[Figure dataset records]
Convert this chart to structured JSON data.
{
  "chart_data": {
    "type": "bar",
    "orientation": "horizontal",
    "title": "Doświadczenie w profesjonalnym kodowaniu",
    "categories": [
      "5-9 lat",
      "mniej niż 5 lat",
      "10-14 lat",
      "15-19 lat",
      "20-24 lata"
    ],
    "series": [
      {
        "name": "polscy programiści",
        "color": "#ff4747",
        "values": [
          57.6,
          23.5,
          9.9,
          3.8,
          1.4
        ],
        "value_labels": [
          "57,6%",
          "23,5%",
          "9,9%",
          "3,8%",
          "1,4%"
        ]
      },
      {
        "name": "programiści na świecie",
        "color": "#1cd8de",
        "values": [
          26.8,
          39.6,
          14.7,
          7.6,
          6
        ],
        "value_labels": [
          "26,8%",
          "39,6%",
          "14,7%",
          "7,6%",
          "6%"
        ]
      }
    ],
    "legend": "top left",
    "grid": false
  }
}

TO DO — Write the material out exactly, with nothing left out.

SOLUTION FOR THIS EXERCISE —
Convert this chart to structured JSON data.
{
  "chart_data": {
    "type": "bar",
    "orientation": "horizontal",
    "title": "Doświadczenie w profesjonalnym kodowaniu",
    "categories": [
      "5-9 lat",
      "mniej niż 5 lat",
      "10-14 lat",
      "15-19 lat",
      "20-24 lata"
    ],
    "series": [
      {
        "name": "polscy programiści",
        "color": "#ff4747",
        "values": [
          57.6,
          23.5,
          9.9,
          3.8,
          1.4
        ],
        "value_labels": [
          "57,6%",
          "23,5%",
          "9,9%",
          "3,8%",
          "1,4%"
        ]
      },
      {
        "name": "programiści na świecie",
        "color": "#1cd8de",
        "values": [
          26.8,
          39.6,
          14.7,
          7.6,
          6
        ],
        "value_labels": [
          "26,8%",
          "39,6%",
          "14,7%",
          "7,6%",
          "6%"
        ]
      }
    ],
    "legend": "top left",
    "grid": false
  }
}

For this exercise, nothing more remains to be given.